§ The task: Find the word "consumption" in the data. Return every line where it appears.

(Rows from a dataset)
•••••

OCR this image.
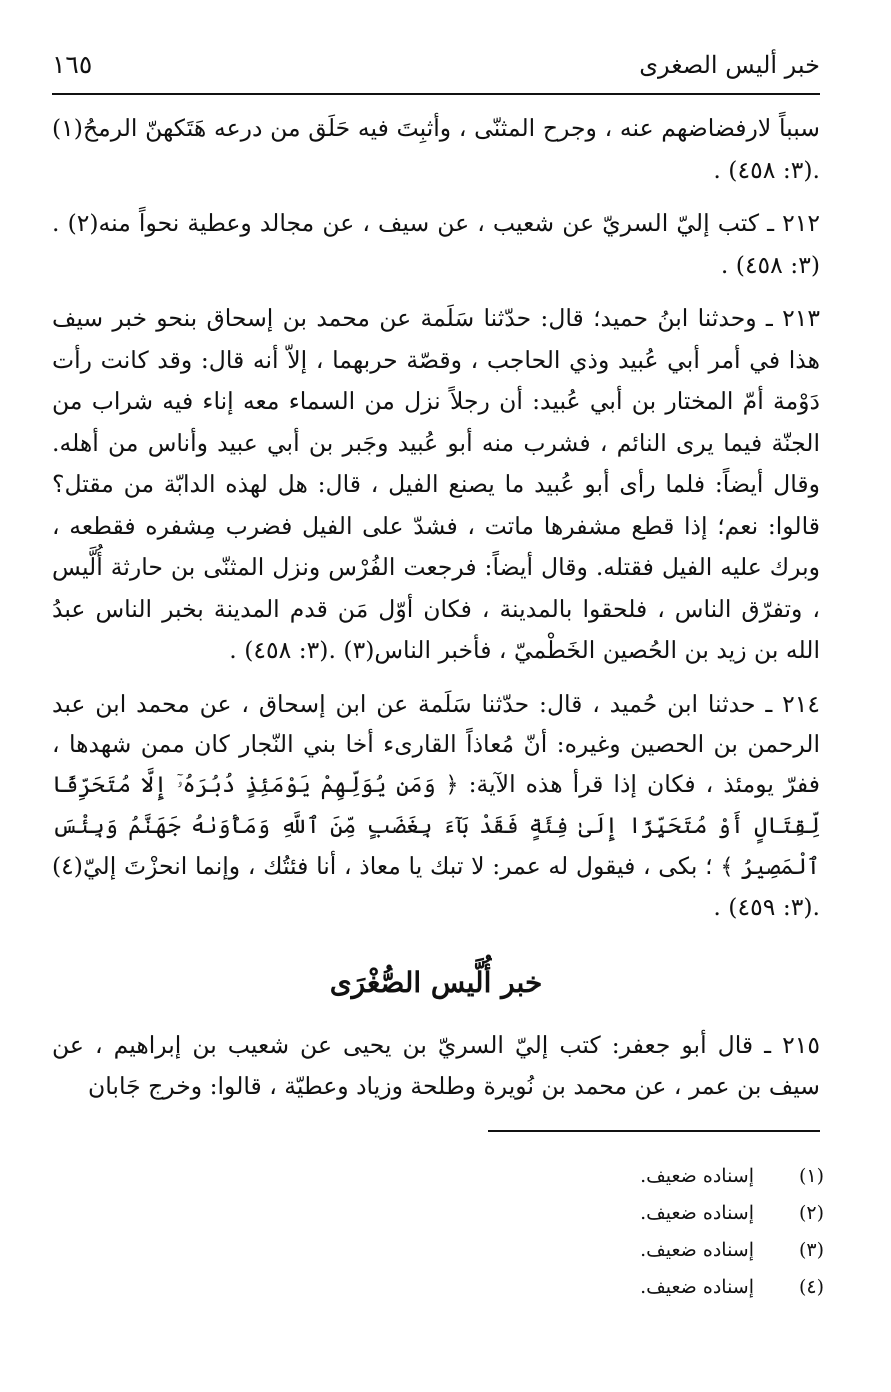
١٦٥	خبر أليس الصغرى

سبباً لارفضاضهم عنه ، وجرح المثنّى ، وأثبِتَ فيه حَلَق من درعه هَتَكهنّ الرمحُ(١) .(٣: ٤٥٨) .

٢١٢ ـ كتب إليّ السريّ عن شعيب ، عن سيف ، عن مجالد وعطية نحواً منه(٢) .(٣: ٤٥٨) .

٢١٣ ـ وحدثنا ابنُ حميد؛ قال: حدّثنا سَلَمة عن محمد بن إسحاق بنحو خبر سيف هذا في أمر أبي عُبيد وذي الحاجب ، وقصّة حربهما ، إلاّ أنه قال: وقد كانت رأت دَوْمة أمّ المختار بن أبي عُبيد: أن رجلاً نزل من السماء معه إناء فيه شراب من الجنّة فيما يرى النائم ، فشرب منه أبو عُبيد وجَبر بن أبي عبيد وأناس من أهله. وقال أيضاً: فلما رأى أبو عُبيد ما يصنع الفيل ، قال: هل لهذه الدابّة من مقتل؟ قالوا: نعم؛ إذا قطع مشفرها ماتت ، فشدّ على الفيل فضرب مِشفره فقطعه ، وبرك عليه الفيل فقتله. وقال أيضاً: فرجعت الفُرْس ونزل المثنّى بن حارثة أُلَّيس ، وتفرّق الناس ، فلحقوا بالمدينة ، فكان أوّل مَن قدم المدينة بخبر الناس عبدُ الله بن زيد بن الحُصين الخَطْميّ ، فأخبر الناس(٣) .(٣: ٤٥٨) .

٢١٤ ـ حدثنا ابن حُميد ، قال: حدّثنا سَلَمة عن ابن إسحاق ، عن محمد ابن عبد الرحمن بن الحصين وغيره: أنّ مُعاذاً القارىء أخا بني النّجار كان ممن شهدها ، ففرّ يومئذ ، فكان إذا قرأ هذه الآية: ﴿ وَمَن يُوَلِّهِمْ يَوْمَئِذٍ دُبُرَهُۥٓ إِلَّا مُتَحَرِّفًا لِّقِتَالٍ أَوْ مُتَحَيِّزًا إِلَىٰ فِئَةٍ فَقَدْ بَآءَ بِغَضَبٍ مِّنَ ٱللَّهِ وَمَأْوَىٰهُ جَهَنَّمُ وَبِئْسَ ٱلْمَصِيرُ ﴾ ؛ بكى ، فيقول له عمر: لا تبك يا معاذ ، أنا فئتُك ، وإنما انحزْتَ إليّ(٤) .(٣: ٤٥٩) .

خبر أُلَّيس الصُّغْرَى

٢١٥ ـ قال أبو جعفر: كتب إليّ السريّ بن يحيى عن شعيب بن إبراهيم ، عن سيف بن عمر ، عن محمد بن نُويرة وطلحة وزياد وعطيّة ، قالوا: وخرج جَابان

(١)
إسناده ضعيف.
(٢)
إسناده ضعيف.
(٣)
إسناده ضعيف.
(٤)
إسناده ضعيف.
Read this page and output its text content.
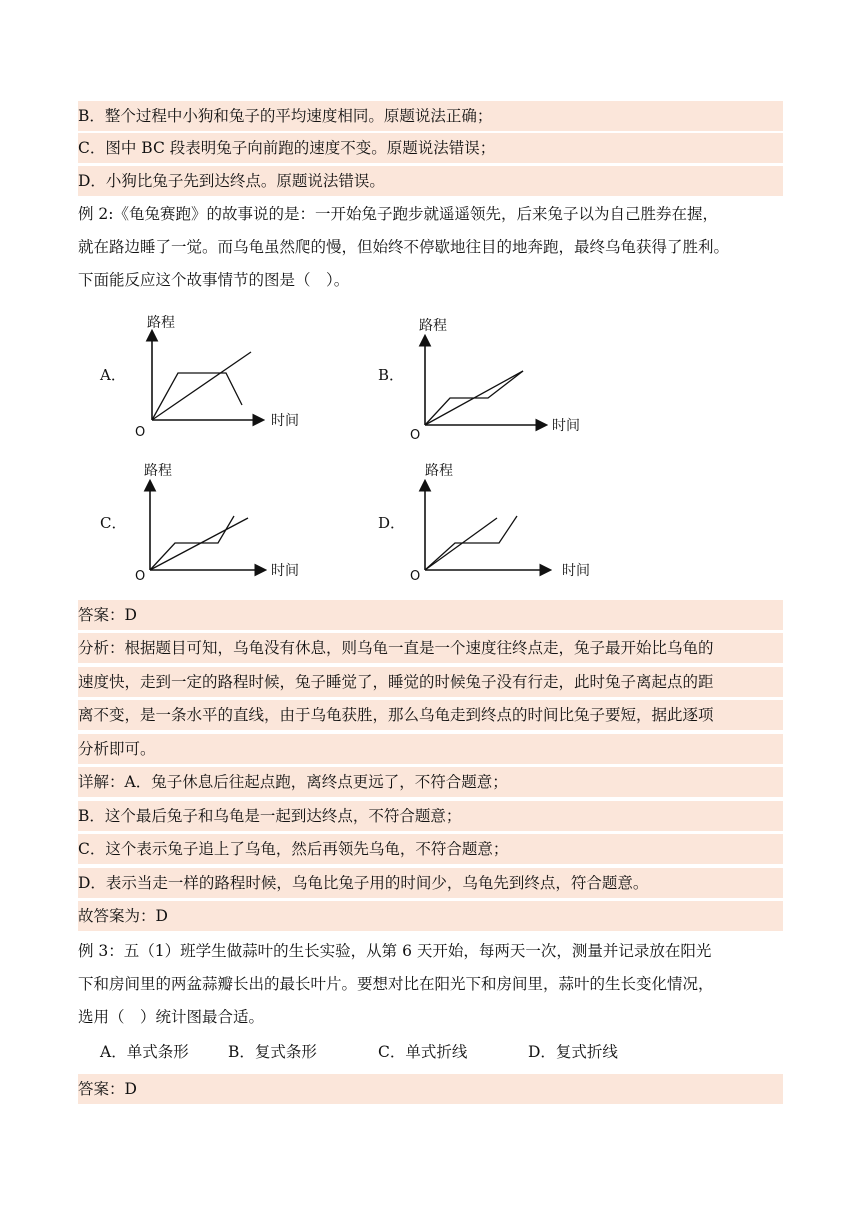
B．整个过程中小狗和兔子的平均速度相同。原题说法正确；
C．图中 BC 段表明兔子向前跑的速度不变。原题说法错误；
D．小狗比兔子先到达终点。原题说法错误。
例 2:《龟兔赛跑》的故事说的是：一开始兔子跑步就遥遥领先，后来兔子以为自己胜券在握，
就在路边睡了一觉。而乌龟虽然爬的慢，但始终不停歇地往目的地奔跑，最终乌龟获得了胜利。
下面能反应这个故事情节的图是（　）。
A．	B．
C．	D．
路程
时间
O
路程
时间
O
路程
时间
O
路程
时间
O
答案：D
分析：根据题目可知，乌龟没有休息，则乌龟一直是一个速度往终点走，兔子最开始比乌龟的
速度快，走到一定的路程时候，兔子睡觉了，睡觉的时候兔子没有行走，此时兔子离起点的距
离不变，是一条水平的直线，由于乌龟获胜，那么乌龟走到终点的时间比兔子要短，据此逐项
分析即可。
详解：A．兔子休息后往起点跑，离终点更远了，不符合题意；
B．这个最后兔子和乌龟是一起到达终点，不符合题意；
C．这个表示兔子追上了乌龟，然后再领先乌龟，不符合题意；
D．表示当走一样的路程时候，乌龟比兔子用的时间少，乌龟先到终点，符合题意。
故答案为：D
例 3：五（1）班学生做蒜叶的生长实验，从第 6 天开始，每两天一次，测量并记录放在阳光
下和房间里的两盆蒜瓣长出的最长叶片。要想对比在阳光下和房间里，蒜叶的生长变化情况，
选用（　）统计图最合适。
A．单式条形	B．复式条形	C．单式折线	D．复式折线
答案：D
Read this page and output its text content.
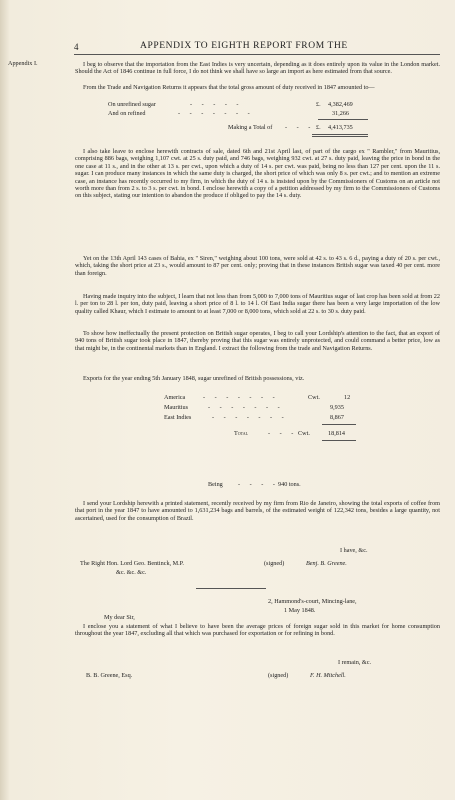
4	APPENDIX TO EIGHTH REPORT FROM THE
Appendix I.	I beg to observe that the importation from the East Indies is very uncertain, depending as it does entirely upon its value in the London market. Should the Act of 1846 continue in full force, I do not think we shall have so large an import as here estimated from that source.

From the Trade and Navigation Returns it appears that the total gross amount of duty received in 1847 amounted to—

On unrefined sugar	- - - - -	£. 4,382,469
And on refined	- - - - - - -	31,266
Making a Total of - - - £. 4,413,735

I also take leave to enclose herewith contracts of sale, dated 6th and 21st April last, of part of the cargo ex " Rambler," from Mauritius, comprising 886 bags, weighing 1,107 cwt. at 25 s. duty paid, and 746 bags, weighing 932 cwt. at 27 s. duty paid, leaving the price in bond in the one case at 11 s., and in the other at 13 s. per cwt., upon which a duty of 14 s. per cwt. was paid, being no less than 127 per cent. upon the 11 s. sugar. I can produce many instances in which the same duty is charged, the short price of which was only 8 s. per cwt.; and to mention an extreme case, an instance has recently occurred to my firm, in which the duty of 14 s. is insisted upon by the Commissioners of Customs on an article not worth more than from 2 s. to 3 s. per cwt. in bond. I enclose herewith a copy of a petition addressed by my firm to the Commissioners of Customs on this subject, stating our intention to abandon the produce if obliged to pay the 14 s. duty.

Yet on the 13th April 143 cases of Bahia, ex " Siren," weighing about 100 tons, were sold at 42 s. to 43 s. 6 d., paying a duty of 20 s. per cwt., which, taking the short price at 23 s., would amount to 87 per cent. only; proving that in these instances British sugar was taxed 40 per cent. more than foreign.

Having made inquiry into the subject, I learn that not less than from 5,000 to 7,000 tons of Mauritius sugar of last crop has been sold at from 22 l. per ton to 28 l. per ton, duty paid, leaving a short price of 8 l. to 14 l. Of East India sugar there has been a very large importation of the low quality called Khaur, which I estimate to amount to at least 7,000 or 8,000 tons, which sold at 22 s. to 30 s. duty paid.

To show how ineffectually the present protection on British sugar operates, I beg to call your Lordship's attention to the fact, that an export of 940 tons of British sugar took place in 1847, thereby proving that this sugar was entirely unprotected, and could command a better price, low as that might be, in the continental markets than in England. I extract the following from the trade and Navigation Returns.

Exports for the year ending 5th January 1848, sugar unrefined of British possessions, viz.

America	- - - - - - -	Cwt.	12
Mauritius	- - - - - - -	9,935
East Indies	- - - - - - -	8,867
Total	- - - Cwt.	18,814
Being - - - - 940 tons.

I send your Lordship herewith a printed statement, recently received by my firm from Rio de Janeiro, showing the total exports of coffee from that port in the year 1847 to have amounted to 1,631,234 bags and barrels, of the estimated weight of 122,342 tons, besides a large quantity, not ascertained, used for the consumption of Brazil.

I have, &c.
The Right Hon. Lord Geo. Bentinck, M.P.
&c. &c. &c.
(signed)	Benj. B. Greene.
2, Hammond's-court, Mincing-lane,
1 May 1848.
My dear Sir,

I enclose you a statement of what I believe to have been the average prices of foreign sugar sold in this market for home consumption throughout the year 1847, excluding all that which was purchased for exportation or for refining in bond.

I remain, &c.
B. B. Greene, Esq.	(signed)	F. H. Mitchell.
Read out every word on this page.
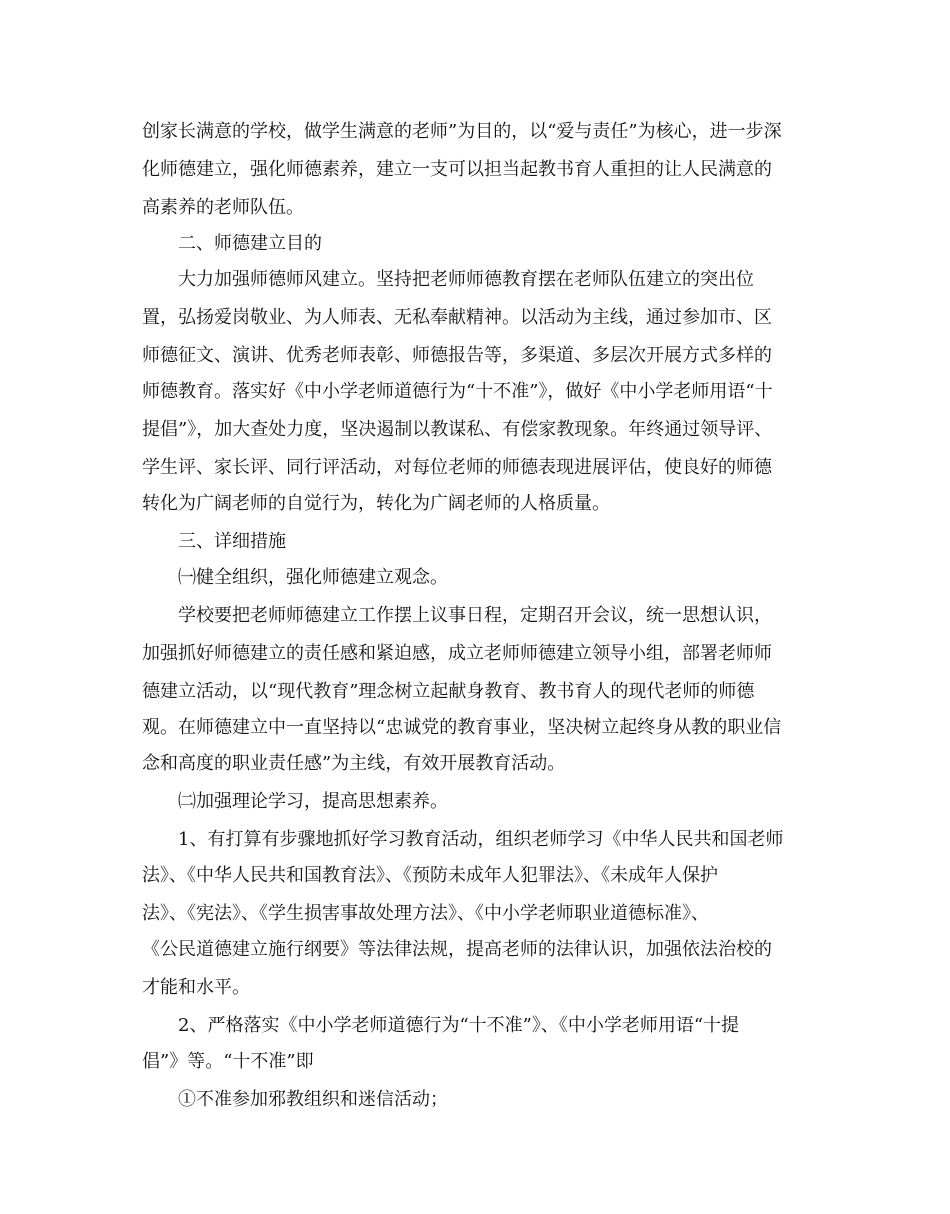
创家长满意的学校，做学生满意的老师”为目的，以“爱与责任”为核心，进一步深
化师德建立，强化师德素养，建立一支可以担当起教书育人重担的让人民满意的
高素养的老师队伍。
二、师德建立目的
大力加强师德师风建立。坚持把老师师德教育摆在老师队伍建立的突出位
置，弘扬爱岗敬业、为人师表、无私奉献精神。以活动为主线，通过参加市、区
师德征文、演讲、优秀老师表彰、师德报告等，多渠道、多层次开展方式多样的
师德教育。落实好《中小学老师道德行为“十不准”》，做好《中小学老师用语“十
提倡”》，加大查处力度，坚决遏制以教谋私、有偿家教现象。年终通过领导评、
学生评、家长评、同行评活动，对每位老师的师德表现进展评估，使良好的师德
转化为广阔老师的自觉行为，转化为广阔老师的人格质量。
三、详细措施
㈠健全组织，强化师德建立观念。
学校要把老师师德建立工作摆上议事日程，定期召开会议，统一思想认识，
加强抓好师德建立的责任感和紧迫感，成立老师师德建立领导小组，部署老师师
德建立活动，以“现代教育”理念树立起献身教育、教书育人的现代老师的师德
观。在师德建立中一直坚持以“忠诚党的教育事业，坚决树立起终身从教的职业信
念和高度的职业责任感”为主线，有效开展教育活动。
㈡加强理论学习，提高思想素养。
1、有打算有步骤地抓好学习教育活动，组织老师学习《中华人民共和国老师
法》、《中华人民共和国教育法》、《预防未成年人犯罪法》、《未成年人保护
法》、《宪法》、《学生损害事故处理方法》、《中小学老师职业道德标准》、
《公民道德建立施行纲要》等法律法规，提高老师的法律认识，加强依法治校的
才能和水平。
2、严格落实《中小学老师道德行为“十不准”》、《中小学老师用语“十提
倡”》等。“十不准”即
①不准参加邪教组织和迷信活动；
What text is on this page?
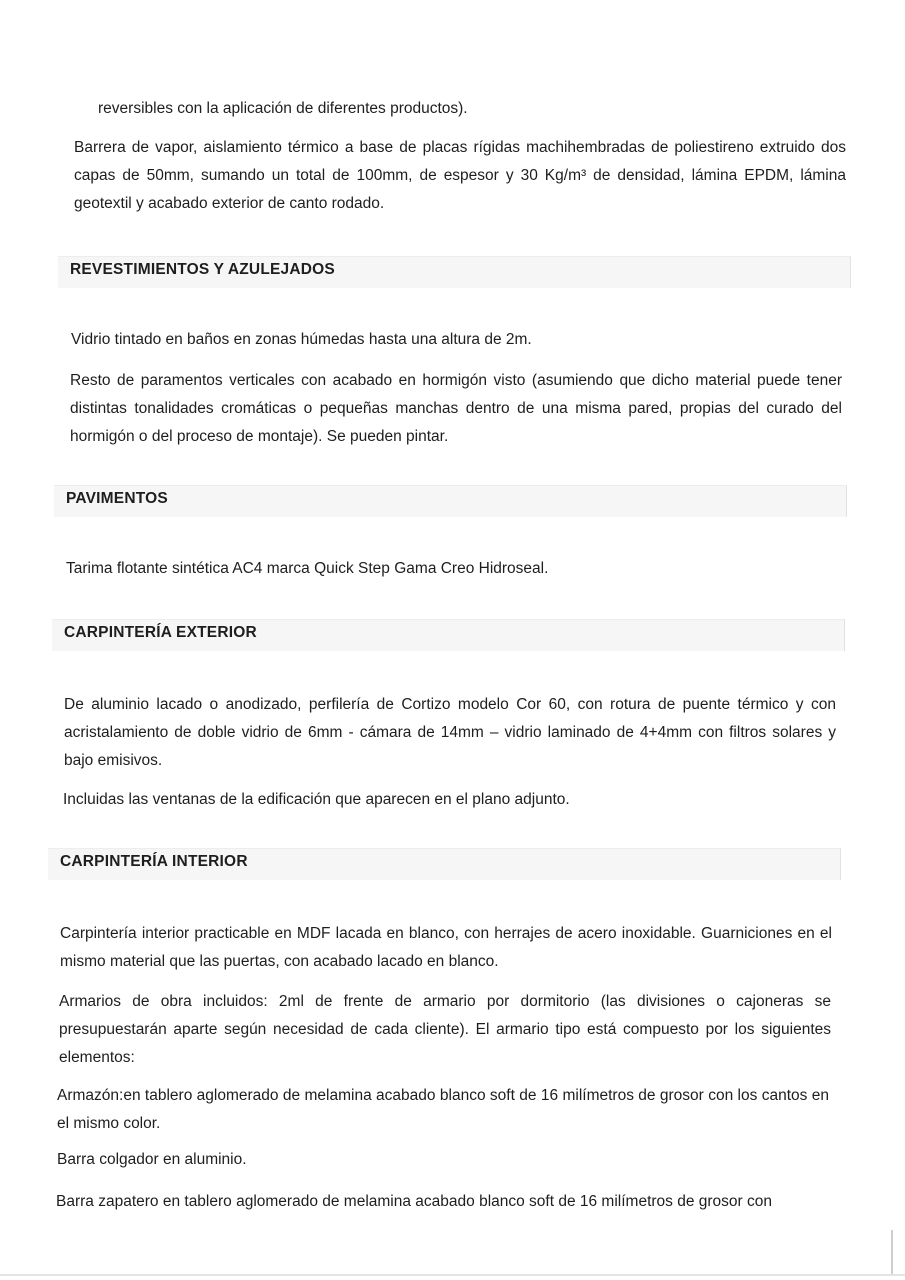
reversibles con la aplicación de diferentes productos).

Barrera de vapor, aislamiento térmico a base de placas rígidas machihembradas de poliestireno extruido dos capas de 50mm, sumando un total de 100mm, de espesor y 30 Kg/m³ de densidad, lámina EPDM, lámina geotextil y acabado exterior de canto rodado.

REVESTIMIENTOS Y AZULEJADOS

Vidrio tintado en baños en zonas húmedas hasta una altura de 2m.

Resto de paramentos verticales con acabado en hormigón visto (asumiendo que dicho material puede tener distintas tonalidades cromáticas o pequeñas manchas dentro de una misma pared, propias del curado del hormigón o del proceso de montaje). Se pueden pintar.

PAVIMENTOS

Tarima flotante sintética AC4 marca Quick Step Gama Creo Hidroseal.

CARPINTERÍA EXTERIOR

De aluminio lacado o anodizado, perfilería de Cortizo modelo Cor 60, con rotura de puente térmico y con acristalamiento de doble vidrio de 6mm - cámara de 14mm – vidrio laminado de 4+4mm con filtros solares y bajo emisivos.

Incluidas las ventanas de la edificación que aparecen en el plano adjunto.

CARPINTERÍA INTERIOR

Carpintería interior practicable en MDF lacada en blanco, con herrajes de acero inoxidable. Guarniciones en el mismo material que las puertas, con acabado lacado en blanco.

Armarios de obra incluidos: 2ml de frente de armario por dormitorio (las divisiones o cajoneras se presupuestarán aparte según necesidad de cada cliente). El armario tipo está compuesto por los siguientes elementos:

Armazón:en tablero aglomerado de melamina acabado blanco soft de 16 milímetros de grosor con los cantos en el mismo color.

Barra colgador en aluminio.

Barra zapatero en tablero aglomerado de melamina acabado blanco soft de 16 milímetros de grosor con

•••••

§ Exercise solution:
I send your Lordship herewith a printed statement, recently received by my firm from Rio de Janeiro, showing the total exports of coffee from that port in the year 1847 to have amounted to 1,631,234 bags and barrels, of the estimated weight of 122,342 tons, besides a large quantity, not ascertained, used for the consumption of Brazil.
I enclose you a statement of what I believe to have been the average prices of foreign sugar sold in this market for home consumption throughout the year 1847, excluding all that which was purchased for exportation or for refining in bond.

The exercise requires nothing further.